Record extracts:
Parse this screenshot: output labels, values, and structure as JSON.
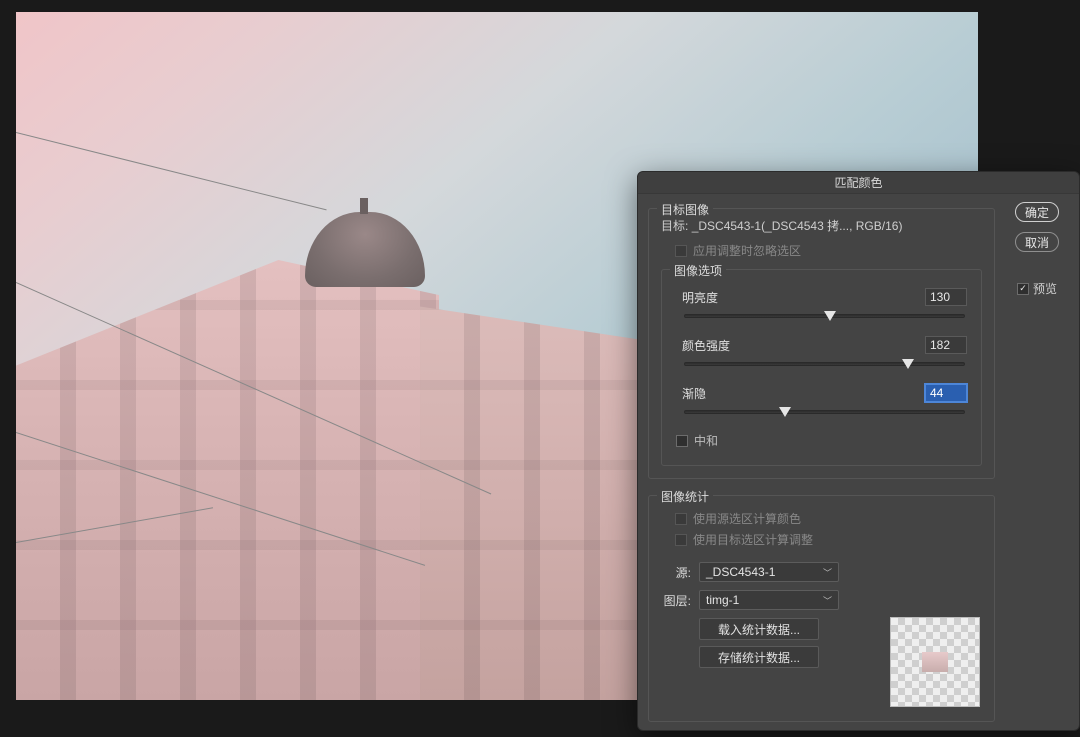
{
  "dialog": {
    "title": "匹配颜色",
    "buttons": {
      "ok": "确定",
      "cancel": "取消"
    },
    "preview_label": "预览",
    "preview_checked": true,
    "target_section": {
      "legend": "目标图像",
      "target_prefix": "目标:",
      "target_value": "_DSC4543-1(_DSC4543 拷..., RGB/16)",
      "ignore_selection_label": "应用调整时忽略选区",
      "ignore_selection_checked": false
    },
    "options_section": {
      "legend": "图像选项",
      "brightness": {
        "label": "明亮度",
        "value": "130",
        "pct": 52
      },
      "intensity": {
        "label": "颜色强度",
        "value": "182",
        "pct": 80
      },
      "fade": {
        "label": "渐隐",
        "value": "44",
        "pct": 36,
        "focused": true
      },
      "neutralize": {
        "label": "中和",
        "checked": false
      }
    },
    "stats_section": {
      "legend": "图像统计",
      "use_src_sel": {
        "label": "使用源选区计算颜色",
        "checked": false,
        "disabled": true
      },
      "use_tgt_sel": {
        "label": "使用目标选区计算调整",
        "checked": false,
        "disabled": true
      },
      "source_label": "源:",
      "source_value": "_DSC4543-1",
      "layer_label": "图层:",
      "layer_value": "timg-1",
      "load_btn": "载入统计数据...",
      "save_btn": "存储统计数据..."
    }
  }
}
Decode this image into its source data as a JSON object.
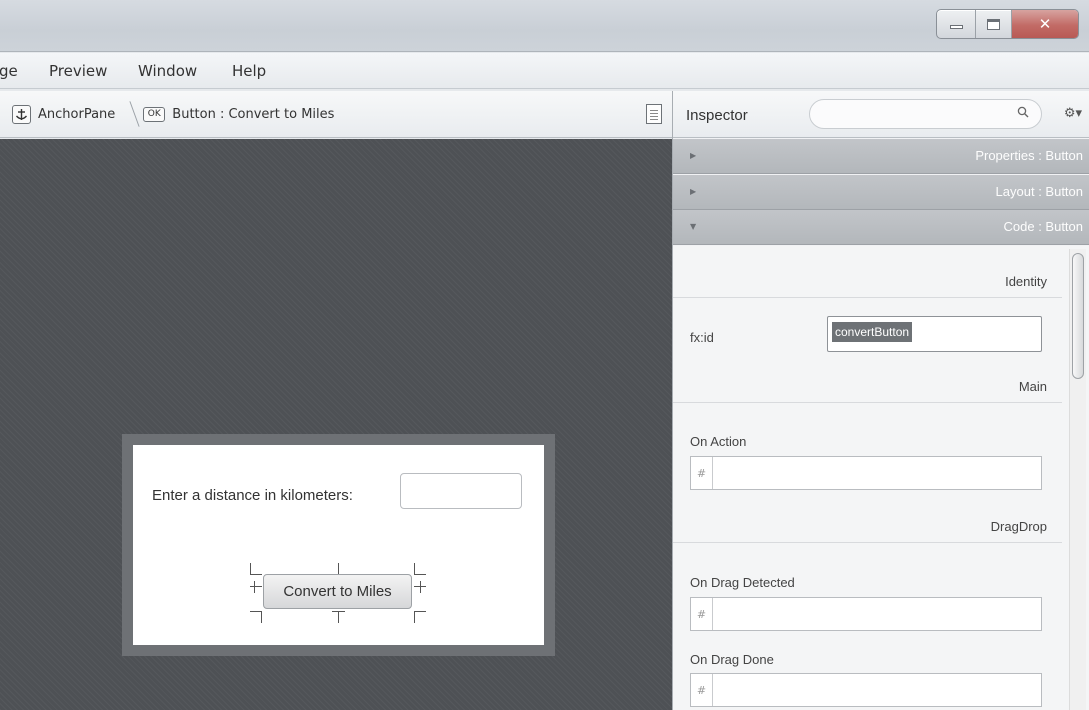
{
  "menubar": {
    "items": [
      "ge",
      "Preview",
      "Window",
      "Help"
    ]
  },
  "breadcrumb": {
    "root": "AnchorPane",
    "ok_badge": "OK",
    "current": "Button : Convert to Miles"
  },
  "stage": {
    "label": "Enter a distance in kilometers:",
    "button": "Convert to Miles"
  },
  "inspector": {
    "title": "Inspector",
    "sections": [
      {
        "label": "Properties : Button",
        "expanded": false
      },
      {
        "label": "Layout : Button",
        "expanded": false
      },
      {
        "label": "Code : Button",
        "expanded": true
      }
    ],
    "identity_header": "Identity",
    "fxid_label": "fx:id",
    "fxid_value": "convertButton",
    "main_header": "Main",
    "on_action_label": "On Action",
    "dragdrop_header": "DragDrop",
    "on_drag_detected_label": "On Drag Detected",
    "on_drag_done_label": "On Drag Done",
    "hash_symbol": "#"
  },
  "icons": {
    "anchor": "anchor-icon",
    "document": "document-icon",
    "search": "search-icon",
    "gear": "gear-icon"
  }
}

Problem to solve: Reproduce each line of the records exactly, and omit every picture.

Written solution:
Parse this screenshot: output labels, values, and structure as JSON.
{
  "dialog": {
    "title": "匹配颜色",
    "buttons": {
      "ok": "确定",
      "cancel": "取消"
    },
    "preview_label": "预览",
    "preview_checked": true,
    "target_section": {
      "legend": "目标图像",
      "target_prefix": "目标:",
      "target_value": "_DSC4543-1(_DSC4543 拷..., RGB/16)",
      "ignore_selection_label": "应用调整时忽略选区",
      "ignore_selection_checked": false
    },
    "options_section": {
      "legend": "图像选项",
      "brightness": {
        "label": "明亮度",
        "value": "130",
        "pct": 52
      },
      "intensity": {
        "label": "颜色强度",
        "value": "182",
        "pct": 80
      },
      "fade": {
        "label": "渐隐",
        "value": "44",
        "pct": 36,
        "focused": true
      },
      "neutralize": {
        "label": "中和",
        "checked": false
      }
    },
    "stats_section": {
      "legend": "图像统计",
      "use_src_sel": {
        "label": "使用源选区计算颜色",
        "checked": false,
        "disabled": true
      },
      "use_tgt_sel": {
        "label": "使用目标选区计算调整",
        "checked": false,
        "disabled": true
      },
      "source_label": "源:",
      "source_value": "_DSC4543-1",
      "layer_label": "图层:",
      "layer_value": "timg-1",
      "load_btn": "载入统计数据...",
      "save_btn": "存储统计数据..."
    }
  }
}
Decode this image into its source data as a JSON object.
{
  "menubar": {
    "items": [
      "ge",
      "Preview",
      "Window",
      "Help"
    ]
  },
  "breadcrumb": {
    "root": "AnchorPane",
    "ok_badge": "OK",
    "current": "Button : Convert to Miles"
  },
  "stage": {
    "label": "Enter a distance in kilometers:",
    "button": "Convert to Miles"
  },
  "inspector": {
    "title": "Inspector",
    "sections": [
      {
        "label": "Properties : Button",
        "expanded": false
      },
      {
        "label": "Layout : Button",
        "expanded": false
      },
      {
        "label": "Code : Button",
        "expanded": true
      }
    ],
    "identity_header": "Identity",
    "fxid_label": "fx:id",
    "fxid_value": "convertButton",
    "main_header": "Main",
    "on_action_label": "On Action",
    "dragdrop_header": "DragDrop",
    "on_drag_detected_label": "On Drag Detected",
    "on_drag_done_label": "On Drag Done",
    "hash_symbol": "#"
  },
  "icons": {
    "anchor": "anchor-icon",
    "document": "document-icon",
    "search": "search-icon",
    "gear": "gear-icon"
  }
}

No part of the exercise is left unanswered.